What needs to be done:
The records below must be duplicated exactly, character for character.

----------

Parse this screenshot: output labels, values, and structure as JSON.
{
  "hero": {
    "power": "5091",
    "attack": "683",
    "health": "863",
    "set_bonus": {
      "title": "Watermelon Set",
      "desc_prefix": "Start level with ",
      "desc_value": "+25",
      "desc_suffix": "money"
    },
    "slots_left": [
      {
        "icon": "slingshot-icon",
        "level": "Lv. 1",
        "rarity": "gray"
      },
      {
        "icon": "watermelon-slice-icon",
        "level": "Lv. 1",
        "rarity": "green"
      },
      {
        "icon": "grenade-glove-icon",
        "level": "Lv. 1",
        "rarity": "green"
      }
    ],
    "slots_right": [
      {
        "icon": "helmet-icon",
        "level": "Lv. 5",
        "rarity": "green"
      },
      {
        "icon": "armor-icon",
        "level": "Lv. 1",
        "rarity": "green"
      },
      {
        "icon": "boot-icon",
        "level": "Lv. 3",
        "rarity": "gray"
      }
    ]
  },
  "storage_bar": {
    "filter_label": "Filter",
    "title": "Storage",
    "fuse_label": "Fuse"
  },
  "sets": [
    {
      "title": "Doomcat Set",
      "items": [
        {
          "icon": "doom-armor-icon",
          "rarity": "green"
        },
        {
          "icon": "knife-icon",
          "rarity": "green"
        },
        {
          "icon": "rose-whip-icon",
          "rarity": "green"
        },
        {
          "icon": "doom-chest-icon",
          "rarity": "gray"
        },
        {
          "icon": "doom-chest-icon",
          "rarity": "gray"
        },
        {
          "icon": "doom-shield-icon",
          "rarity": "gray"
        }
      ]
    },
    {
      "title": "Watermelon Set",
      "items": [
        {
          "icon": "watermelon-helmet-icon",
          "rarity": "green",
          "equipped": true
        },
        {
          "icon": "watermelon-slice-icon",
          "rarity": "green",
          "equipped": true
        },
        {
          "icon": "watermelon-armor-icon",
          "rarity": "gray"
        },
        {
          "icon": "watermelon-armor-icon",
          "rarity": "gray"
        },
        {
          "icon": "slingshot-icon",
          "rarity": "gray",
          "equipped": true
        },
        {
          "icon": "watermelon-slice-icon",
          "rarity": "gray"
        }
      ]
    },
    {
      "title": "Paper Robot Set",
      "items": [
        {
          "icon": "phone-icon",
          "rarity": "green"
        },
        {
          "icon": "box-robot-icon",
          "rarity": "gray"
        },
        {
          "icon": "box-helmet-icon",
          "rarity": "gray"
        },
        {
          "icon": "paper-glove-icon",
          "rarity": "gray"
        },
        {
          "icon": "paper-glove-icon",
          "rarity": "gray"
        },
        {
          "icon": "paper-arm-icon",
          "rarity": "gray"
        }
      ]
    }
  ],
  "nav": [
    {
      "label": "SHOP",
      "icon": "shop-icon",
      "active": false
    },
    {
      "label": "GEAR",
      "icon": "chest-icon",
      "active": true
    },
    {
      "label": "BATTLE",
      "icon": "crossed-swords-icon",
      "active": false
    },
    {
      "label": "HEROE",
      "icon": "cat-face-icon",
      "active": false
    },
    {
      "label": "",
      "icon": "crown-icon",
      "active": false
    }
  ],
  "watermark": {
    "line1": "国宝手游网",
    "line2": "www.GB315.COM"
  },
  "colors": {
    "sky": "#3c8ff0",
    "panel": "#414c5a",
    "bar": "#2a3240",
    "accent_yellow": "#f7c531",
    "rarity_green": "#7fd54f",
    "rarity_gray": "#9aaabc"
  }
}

----------

Output below:
Parse this screenshot: output labels, values, and structure as JSON.
{
  "hero": {
    "power": "5091",
    "attack": "683",
    "health": "863",
    "set_bonus": {
      "title": "Watermelon Set",
      "desc_prefix": "Start level with ",
      "desc_value": "+25",
      "desc_suffix": "money"
    },
    "slots_left": [
      {
        "icon": "slingshot-icon",
        "level": "Lv. 1",
        "rarity": "gray"
      },
      {
        "icon": "watermelon-slice-icon",
        "level": "Lv. 1",
        "rarity": "green"
      },
      {
        "icon": "grenade-glove-icon",
        "level": "Lv. 1",
        "rarity": "green"
      }
    ],
    "slots_right": [
      {
        "icon": "helmet-icon",
        "level": "Lv. 5",
        "rarity": "green"
      },
      {
        "icon": "armor-icon",
        "level": "Lv. 1",
        "rarity": "green"
      },
      {
        "icon": "boot-icon",
        "level": "Lv. 3",
        "rarity": "gray"
      }
    ]
  },
  "storage_bar": {
    "filter_label": "Filter",
    "title": "Storage",
    "fuse_label": "Fuse"
  },
  "sets": [
    {
      "title": "Doomcat Set",
      "items": [
        {
          "icon": "doom-armor-icon",
          "rarity": "green"
        },
        {
          "icon": "knife-icon",
          "rarity": "green"
        },
        {
          "icon": "rose-whip-icon",
          "rarity": "green"
        },
        {
          "icon": "doom-chest-icon",
          "rarity": "gray"
        },
        {
          "icon": "doom-chest-icon",
          "rarity": "gray"
        },
        {
          "icon": "doom-shield-icon",
          "rarity": "gray"
        }
      ]
    },
    {
      "title": "Watermelon Set",
      "items": [
        {
          "icon": "watermelon-helmet-icon",
          "rarity": "green",
          "equipped": true
        },
        {
          "icon": "watermelon-slice-icon",
          "rarity": "green",
          "equipped": true
        },
        {
          "icon": "watermelon-armor-icon",
          "rarity": "gray"
        },
        {
          "icon": "watermelon-armor-icon",
          "rarity": "gray"
        },
        {
          "icon": "slingshot-icon",
          "rarity": "gray",
          "equipped": true
        },
        {
          "icon": "watermelon-slice-icon",
          "rarity": "gray"
        }
      ]
    },
    {
      "title": "Paper Robot Set",
      "items": [
        {
          "icon": "phone-icon",
          "rarity": "green"
        },
        {
          "icon": "box-robot-icon",
          "rarity": "gray"
        },
        {
          "icon": "box-helmet-icon",
          "rarity": "gray"
        },
        {
          "icon": "paper-glove-icon",
          "rarity": "gray"
        },
        {
          "icon": "paper-glove-icon",
          "rarity": "gray"
        },
        {
          "icon": "paper-arm-icon",
          "rarity": "gray"
        }
      ]
    }
  ],
  "nav": [
    {
      "label": "SHOP",
      "icon": "shop-icon",
      "active": false
    },
    {
      "label": "GEAR",
      "icon": "chest-icon",
      "active": true
    },
    {
      "label": "BATTLE",
      "icon": "crossed-swords-icon",
      "active": false
    },
    {
      "label": "HEROE",
      "icon": "cat-face-icon",
      "active": false
    },
    {
      "label": "",
      "icon": "crown-icon",
      "active": false
    }
  ],
  "watermark": {
    "line1": "国宝手游网",
    "line2": "www.GB315.COM"
  },
  "colors": {
    "sky": "#3c8ff0",
    "panel": "#414c5a",
    "bar": "#2a3240",
    "accent_yellow": "#f7c531",
    "rarity_green": "#7fd54f",
    "rarity_gray": "#9aaabc"
  }
}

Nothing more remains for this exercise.